Extracts from a graphics dataset:
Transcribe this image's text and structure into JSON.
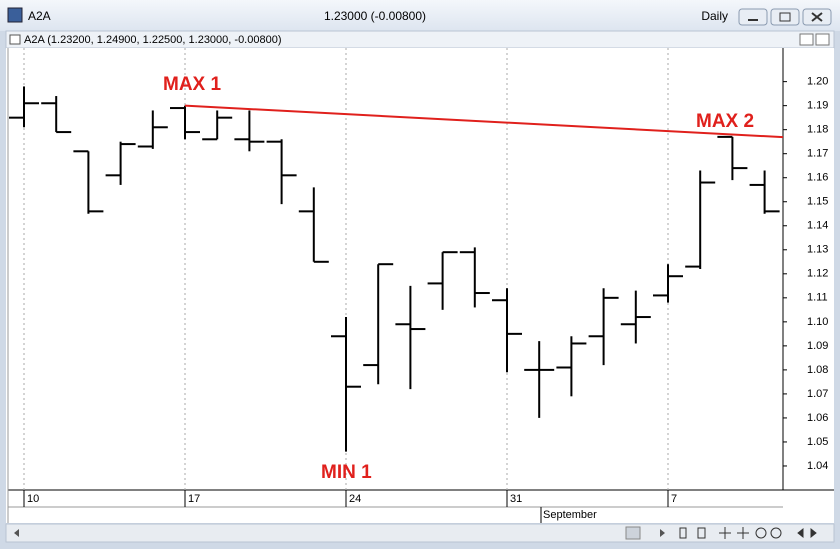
{
  "window": {
    "symbol": "A2A",
    "quote": "1.23000 (-0.00800)",
    "period": "Daily"
  },
  "chart_data": {
    "type": "ohlc",
    "title": "A2A (1.23200, 1.24900, 1.22500, 1.23000, -0.00800)",
    "categories": [
      "10",
      null,
      null,
      null,
      null,
      "17",
      null,
      null,
      null,
      null,
      "24",
      null,
      null,
      null,
      null,
      "31",
      null,
      null,
      null,
      null,
      "7",
      null,
      null,
      null
    ],
    "month_label": "September",
    "open": [
      1.185,
      1.191,
      1.171,
      1.161,
      1.173,
      1.189,
      1.176,
      1.176,
      1.175,
      1.146,
      1.094,
      1.082,
      1.099,
      1.116,
      1.129,
      1.109,
      1.08,
      1.081,
      1.094,
      1.099,
      1.111,
      1.123,
      1.177,
      1.157
    ],
    "high": [
      1.198,
      1.194,
      1.171,
      1.175,
      1.188,
      1.19,
      1.188,
      1.188,
      1.176,
      1.156,
      1.102,
      1.124,
      1.115,
      1.129,
      1.131,
      1.114,
      1.092,
      1.094,
      1.114,
      1.113,
      1.124,
      1.163,
      1.177,
      1.163
    ],
    "low": [
      1.181,
      1.179,
      1.145,
      1.157,
      1.172,
      1.176,
      1.176,
      1.171,
      1.149,
      1.125,
      1.046,
      1.074,
      1.072,
      1.105,
      1.106,
      1.079,
      1.06,
      1.069,
      1.082,
      1.091,
      1.108,
      1.122,
      1.159,
      1.145
    ],
    "close": [
      1.191,
      1.179,
      1.146,
      1.174,
      1.181,
      1.179,
      1.185,
      1.175,
      1.161,
      1.125,
      1.073,
      1.124,
      1.097,
      1.129,
      1.112,
      1.095,
      1.08,
      1.091,
      1.11,
      1.102,
      1.119,
      1.158,
      1.164,
      1.146
    ],
    "color": "#000000",
    "trendline": {
      "color": "#e0201c",
      "values": [
        null,
        null,
        null,
        null,
        null,
        1.19,
        null,
        null,
        null,
        null,
        null,
        null,
        null,
        null,
        null,
        null,
        null,
        null,
        null,
        null,
        null,
        null,
        1.178,
        null
      ]
    },
    "annotations": [
      "MAX 1",
      "MIN 1",
      "MAX 2"
    ],
    "annotation_color": "#e0201c",
    "ylim": [
      1.03,
      1.214
    ],
    "yticks": [
      1.04,
      1.05,
      1.06,
      1.07,
      1.08,
      1.09,
      {
        "value": 1.1,
        "label": "1.10"
      },
      1.11,
      1.12,
      1.13,
      1.14,
      1.15,
      1.16,
      1.17,
      1.18,
      1.19,
      {
        "value": 1.2,
        "label": "1.20"
      }
    ],
    "xgrid": true
  }
}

• Work instructions
Return each line exactly as written. Any picture gets left out.

• Completed task
Transcribe this image's text and structure into JSON.
{
  "window": {
    "symbol": "A2A",
    "quote": "1.23000 (-0.00800)",
    "period": "Daily"
  },
  "chart_data": {
    "type": "ohlc",
    "title": "A2A (1.23200, 1.24900, 1.22500, 1.23000, -0.00800)",
    "categories": [
      "10",
      null,
      null,
      null,
      null,
      "17",
      null,
      null,
      null,
      null,
      "24",
      null,
      null,
      null,
      null,
      "31",
      null,
      null,
      null,
      null,
      "7",
      null,
      null,
      null
    ],
    "month_label": "September",
    "open": [
      1.185,
      1.191,
      1.171,
      1.161,
      1.173,
      1.189,
      1.176,
      1.176,
      1.175,
      1.146,
      1.094,
      1.082,
      1.099,
      1.116,
      1.129,
      1.109,
      1.08,
      1.081,
      1.094,
      1.099,
      1.111,
      1.123,
      1.177,
      1.157
    ],
    "high": [
      1.198,
      1.194,
      1.171,
      1.175,
      1.188,
      1.19,
      1.188,
      1.188,
      1.176,
      1.156,
      1.102,
      1.124,
      1.115,
      1.129,
      1.131,
      1.114,
      1.092,
      1.094,
      1.114,
      1.113,
      1.124,
      1.163,
      1.177,
      1.163
    ],
    "low": [
      1.181,
      1.179,
      1.145,
      1.157,
      1.172,
      1.176,
      1.176,
      1.171,
      1.149,
      1.125,
      1.046,
      1.074,
      1.072,
      1.105,
      1.106,
      1.079,
      1.06,
      1.069,
      1.082,
      1.091,
      1.108,
      1.122,
      1.159,
      1.145
    ],
    "close": [
      1.191,
      1.179,
      1.146,
      1.174,
      1.181,
      1.179,
      1.185,
      1.175,
      1.161,
      1.125,
      1.073,
      1.124,
      1.097,
      1.129,
      1.112,
      1.095,
      1.08,
      1.091,
      1.11,
      1.102,
      1.119,
      1.158,
      1.164,
      1.146
    ],
    "color": "#000000",
    "trendline": {
      "color": "#e0201c",
      "values": [
        null,
        null,
        null,
        null,
        null,
        1.19,
        null,
        null,
        null,
        null,
        null,
        null,
        null,
        null,
        null,
        null,
        null,
        null,
        null,
        null,
        null,
        null,
        1.178,
        null
      ]
    },
    "annotations": [
      "MAX 1",
      "MIN 1",
      "MAX 2"
    ],
    "annotation_color": "#e0201c",
    "ylim": [
      1.03,
      1.214
    ],
    "yticks": [
      1.04,
      1.05,
      1.06,
      1.07,
      1.08,
      1.09,
      {
        "value": 1.1,
        "label": "1.10"
      },
      1.11,
      1.12,
      1.13,
      1.14,
      1.15,
      1.16,
      1.17,
      1.18,
      1.19,
      {
        "value": 1.2,
        "label": "1.20"
      }
    ],
    "xgrid": true
  }
}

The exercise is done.